__RECORDS SHOWN__
===============

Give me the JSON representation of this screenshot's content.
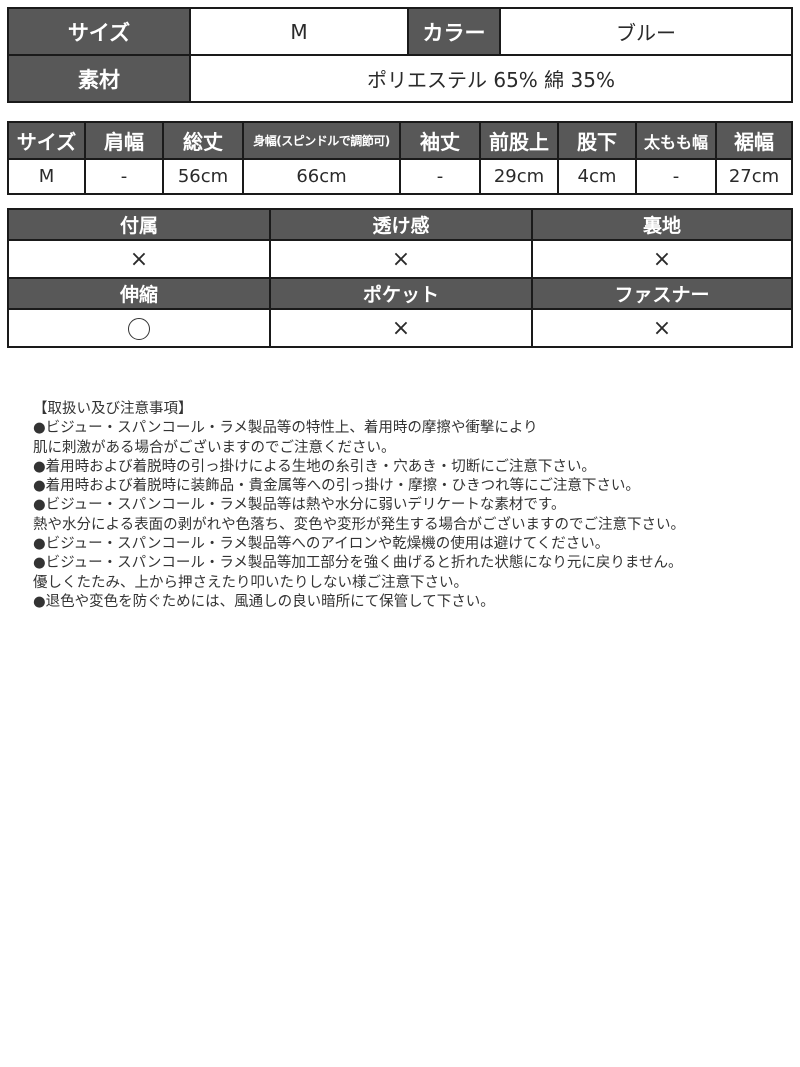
{
  "spec_table": {
    "size_label": "サイズ",
    "size_value": "M",
    "color_label": "カラー",
    "color_value": "ブルー",
    "material_label": "素材",
    "material_value": "ポリエステル 65%  綿 35%"
  },
  "measure_table": {
    "headers": [
      "サイズ",
      "肩幅",
      "総丈",
      "身幅(スピンドルで調節可)",
      "袖丈",
      "前股上",
      "股下",
      "太もも幅",
      "裾幅"
    ],
    "rows": [
      [
        "M",
        "-",
        "56cm",
        "66cm",
        "-",
        "29cm",
        "4cm",
        "-",
        "27cm"
      ]
    ]
  },
  "feature_table": {
    "row1_headers": [
      "付属",
      "透け感",
      "裏地"
    ],
    "row1_values": [
      "×",
      "×",
      "×"
    ],
    "row2_headers": [
      "伸縮",
      "ポケット",
      "ファスナー"
    ],
    "row2_values": [
      "○",
      "×",
      "×"
    ]
  },
  "notes": {
    "title": "【取扱い及び注意事項】",
    "lines": [
      "●ビジュー・スパンコール・ラメ製品等の特性上、着用時の摩擦や衝撃により",
      "肌に刺激がある場合がございますのでご注意ください。",
      "●着用時および着脱時の引っ掛けによる生地の糸引き・穴あき・切断にご注意下さい。",
      "●着用時および着脱時に装飾品・貴金属等への引っ掛け・摩擦・ひきつれ等にご注意下さい。",
      "●ビジュー・スパンコール・ラメ製品等は熱や水分に弱いデリケートな素材です。",
      "熱や水分による表面の剥がれや色落ち、変色や変形が発生する場合がございますのでご注意下さい。",
      "●ビジュー・スパンコール・ラメ製品等へのアイロンや乾燥機の使用は避けてください。",
      "●ビジュー・スパンコール・ラメ製品等加工部分を強く曲げると折れた状態になり元に戻りません。",
      "優しくたたみ、上から押さえたり叩いたりしない様ご注意下さい。",
      "●退色や変色を防ぐためには、風通しの良い暗所にて保管して下さい。"
    ]
  }
}
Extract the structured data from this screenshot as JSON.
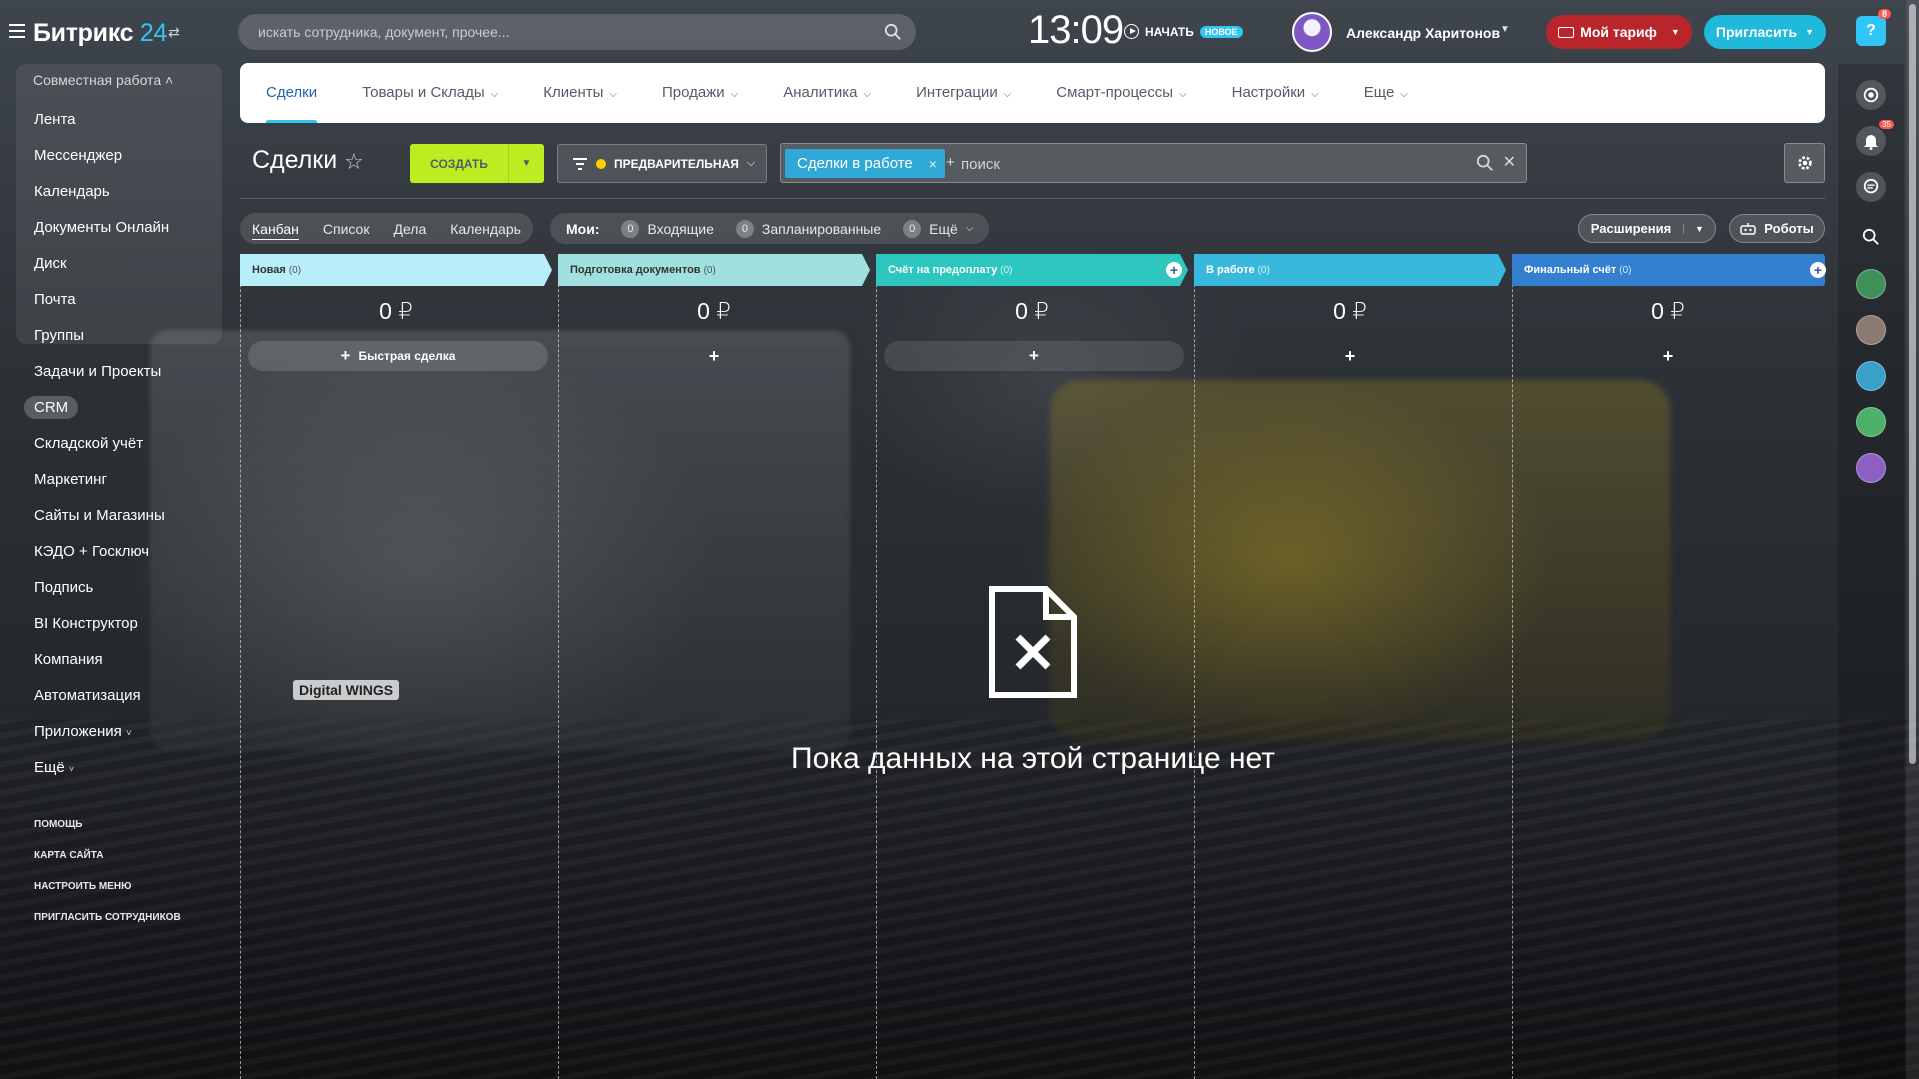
{
  "header": {
    "logo_text": "Битрикс",
    "logo_number": "24",
    "search_placeholder": "искать сотрудника, документ, прочее...",
    "clock": "13:09",
    "start_label": "НАЧАТЬ",
    "start_badge": "НОВОЕ",
    "user_name": "Александр Харитонов",
    "tariff_label": "Мой тариф",
    "invite_label": "Пригласить",
    "help_count": "8"
  },
  "sidebar": {
    "group_title": "Совместная работа",
    "items": [
      {
        "label": "Лента"
      },
      {
        "label": "Мессенджер"
      },
      {
        "label": "Календарь"
      },
      {
        "label": "Документы Онлайн"
      },
      {
        "label": "Диск"
      },
      {
        "label": "Почта"
      },
      {
        "label": "Группы"
      },
      {
        "label": "Задачи и Проекты"
      },
      {
        "label": "CRM"
      },
      {
        "label": "Складской учёт"
      },
      {
        "label": "Маркетинг"
      },
      {
        "label": "Сайты и Магазины"
      },
      {
        "label": "КЭДО + Госключ"
      },
      {
        "label": "Подпись"
      },
      {
        "label": "BI Конструктор"
      },
      {
        "label": "Компания"
      },
      {
        "label": "Автоматизация"
      },
      {
        "label": "Приложения"
      },
      {
        "label": "Ещё"
      }
    ],
    "footer_links": [
      "ПОМОЩЬ",
      "КАРТА САЙТА",
      "НАСТРОИТЬ МЕНЮ",
      "ПРИГЛАСИТЬ СОТРУДНИКОВ"
    ]
  },
  "nav": {
    "tabs": [
      {
        "label": "Сделки"
      },
      {
        "label": "Товары и Склады"
      },
      {
        "label": "Клиенты"
      },
      {
        "label": "Продажи"
      },
      {
        "label": "Аналитика"
      },
      {
        "label": "Интеграции"
      },
      {
        "label": "Смарт-процессы"
      },
      {
        "label": "Настройки"
      },
      {
        "label": "Еще"
      }
    ],
    "active_index": 0
  },
  "toolbar": {
    "title": "Сделки",
    "create_label": "СОЗДАТЬ",
    "funnel_label": "ПРЕДВАРИТЕЛЬНАЯ",
    "filter_chip": "Сделки в работе",
    "filter_plus": "+",
    "filter_placeholder": "поиск"
  },
  "views": {
    "items": [
      "Канбан",
      "Список",
      "Дела",
      "Календарь"
    ],
    "active_index": 0,
    "my_label": "Мои:",
    "counters": [
      {
        "count": "0",
        "label": "Входящие"
      },
      {
        "count": "0",
        "label": "Запланированные"
      },
      {
        "count": "0",
        "label": "Ещё"
      }
    ],
    "extensions_label": "Расширения",
    "robots_label": "Роботы"
  },
  "kanban": {
    "quick_deal_label": "Быстрая сделка",
    "columns": [
      {
        "title": "Новая",
        "count": "(0)",
        "sum": "0 ₽",
        "color": "#b8eefa"
      },
      {
        "title": "Подготовка документов",
        "count": "(0)",
        "sum": "0 ₽",
        "color": "#a0e1e0"
      },
      {
        "title": "Счёт на предоплату",
        "count": "(0)",
        "sum": "0 ₽",
        "color": "#2ec7c0"
      },
      {
        "title": "В работе",
        "count": "(0)",
        "sum": "0 ₽",
        "color": "#39b8dd"
      },
      {
        "title": "Финальный счёт",
        "count": "(0)",
        "sum": "0 ₽",
        "color": "#3380d1"
      }
    ]
  },
  "empty_state": {
    "text": "Пока данных на этой странице нет"
  },
  "background": {
    "truck_label": "Digital WINGS"
  },
  "right_bar": {
    "notifications_count": "35"
  }
}
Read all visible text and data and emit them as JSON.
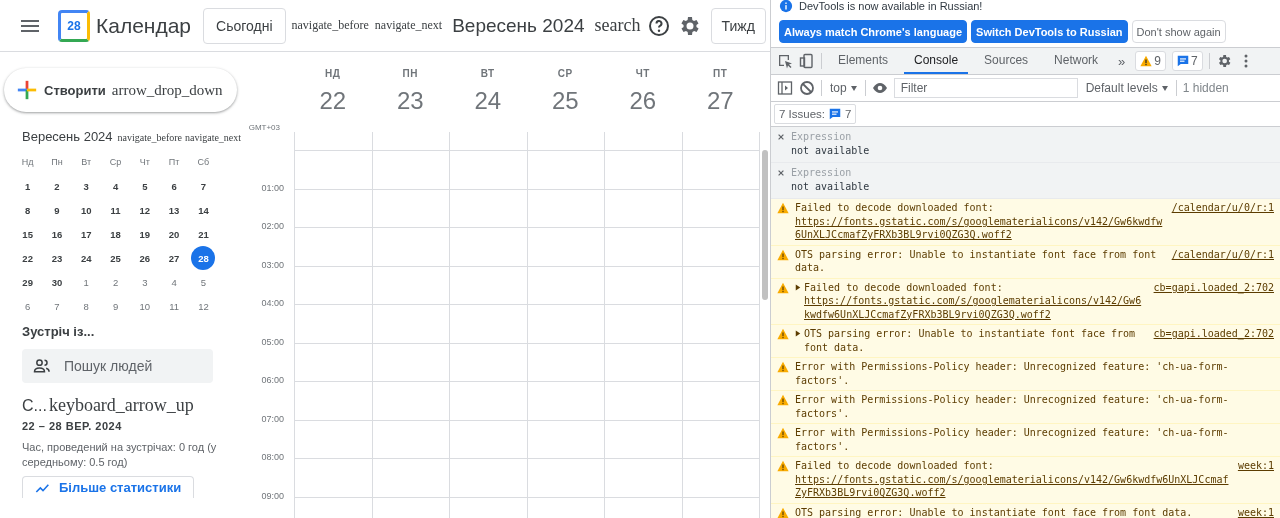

===============

__DIRECTIVE__
Quote the data above in full and without alteration; skip the pictures.

__WORKED SOLUTION__
Give me the JSON representation of this screenshot's content.
{
  "spec_table": {
    "size_label": "サイズ",
    "size_value": "M",
    "color_label": "カラー",
    "color_value": "ブルー",
    "material_label": "素材",
    "material_value": "ポリエステル 65%  綿 35%"
  },
  "measure_table": {
    "headers": [
      "サイズ",
      "肩幅",
      "総丈",
      "身幅(スピンドルで調節可)",
      "袖丈",
      "前股上",
      "股下",
      "太もも幅",
      "裾幅"
    ],
    "rows": [
      [
        "M",
        "-",
        "56cm",
        "66cm",
        "-",
        "29cm",
        "4cm",
        "-",
        "27cm"
      ]
    ]
  },
  "feature_table": {
    "row1_headers": [
      "付属",
      "透け感",
      "裏地"
    ],
    "row1_values": [
      "×",
      "×",
      "×"
    ],
    "row2_headers": [
      "伸縮",
      "ポケット",
      "ファスナー"
    ],
    "row2_values": [
      "○",
      "×",
      "×"
    ]
  },
  "notes": {
    "title": "【取扱い及び注意事項】",
    "lines": [
      "●ビジュー・スパンコール・ラメ製品等の特性上、着用時の摩擦や衝撃により",
      "肌に刺激がある場合がございますのでご注意ください。",
      "●着用時および着脱時の引っ掛けによる生地の糸引き・穴あき・切断にご注意下さい。",
      "●着用時および着脱時に装飾品・貴金属等への引っ掛け・摩擦・ひきつれ等にご注意下さい。",
      "●ビジュー・スパンコール・ラメ製品等は熱や水分に弱いデリケートな素材です。",
      "熱や水分による表面の剥がれや色落ち、変色や変形が発生する場合がございますのでご注意下さい。",
      "●ビジュー・スパンコール・ラメ製品等へのアイロンや乾燥機の使用は避けてください。",
      "●ビジュー・スパンコール・ラメ製品等加工部分を強く曲げると折れた状態になり元に戻りません。",
      "優しくたたみ、上から押さえたり叩いたりしない様ご注意下さい。",
      "●退色や変色を防ぐためには、風通しの良い暗所にて保管して下さい。"
    ]
  }
}
Extract the structured data from this screenshot as JSON.
{
  "header": {
    "logo_text": "Битрикс",
    "logo_number": "24",
    "search_placeholder": "искать сотрудника, документ, прочее...",
    "clock": "13:09",
    "start_label": "НАЧАТЬ",
    "start_badge": "НОВОЕ",
    "user_name": "Александр Харитонов",
    "tariff_label": "Мой тариф",
    "invite_label": "Пригласить",
    "help_count": "8"
  },
  "sidebar": {
    "group_title": "Совместная работа",
    "items": [
      {
        "label": "Лента"
      },
      {
        "label": "Мессенджер"
      },
      {
        "label": "Календарь"
      },
      {
        "label": "Документы Онлайн"
      },
      {
        "label": "Диск"
      },
      {
        "label": "Почта"
      },
      {
        "label": "Группы"
      },
      {
        "label": "Задачи и Проекты"
      },
      {
        "label": "CRM"
      },
      {
        "label": "Складской учёт"
      },
      {
        "label": "Маркетинг"
      },
      {
        "label": "Сайты и Магазины"
      },
      {
        "label": "КЭДО + Госключ"
      },
      {
        "label": "Подпись"
      },
      {
        "label": "BI Конструктор"
      },
      {
        "label": "Компания"
      },
      {
        "label": "Автоматизация"
      },
      {
        "label": "Приложения"
      },
      {
        "label": "Ещё"
      }
    ],
    "footer_links": [
      "ПОМОЩЬ",
      "КАРТА САЙТА",
      "НАСТРОИТЬ МЕНЮ",
      "ПРИГЛАСИТЬ СОТРУДНИКОВ"
    ]
  },
  "nav": {
    "tabs": [
      {
        "label": "Сделки"
      },
      {
        "label": "Товары и Склады"
      },
      {
        "label": "Клиенты"
      },
      {
        "label": "Продажи"
      },
      {
        "label": "Аналитика"
      },
      {
        "label": "Интеграции"
      },
      {
        "label": "Смарт-процессы"
      },
      {
        "label": "Настройки"
      },
      {
        "label": "Еще"
      }
    ],
    "active_index": 0
  },
  "toolbar": {
    "title": "Сделки",
    "create_label": "СОЗДАТЬ",
    "funnel_label": "ПРЕДВАРИТЕЛЬНАЯ",
    "filter_chip": "Сделки в работе",
    "filter_plus": "+",
    "filter_placeholder": "поиск"
  },
  "views": {
    "items": [
      "Канбан",
      "Список",
      "Дела",
      "Календарь"
    ],
    "active_index": 0,
    "my_label": "Мои:",
    "counters": [
      {
        "count": "0",
        "label": "Входящие"
      },
      {
        "count": "0",
        "label": "Запланированные"
      },
      {
        "count": "0",
        "label": "Ещё"
      }
    ],
    "extensions_label": "Расширения",
    "robots_label": "Роботы"
  },
  "kanban": {
    "quick_deal_label": "Быстрая сделка",
    "columns": [
      {
        "title": "Новая",
        "count": "(0)",
        "sum": "0 ₽",
        "color": "#b8eefa"
      },
      {
        "title": "Подготовка документов",
        "count": "(0)",
        "sum": "0 ₽",
        "color": "#a0e1e0"
      },
      {
        "title": "Счёт на предоплату",
        "count": "(0)",
        "sum": "0 ₽",
        "color": "#2ec7c0"
      },
      {
        "title": "В работе",
        "count": "(0)",
        "sum": "0 ₽",
        "color": "#39b8dd"
      },
      {
        "title": "Финальный счёт",
        "count": "(0)",
        "sum": "0 ₽",
        "color": "#3380d1"
      }
    ]
  },
  "empty_state": {
    "text": "Пока данных на этой странице нет"
  },
  "background": {
    "truck_label": "Digital WINGS"
  },
  "right_bar": {
    "notifications_count": "35"
  }
}
Read all visible text and data and emit them as JSON.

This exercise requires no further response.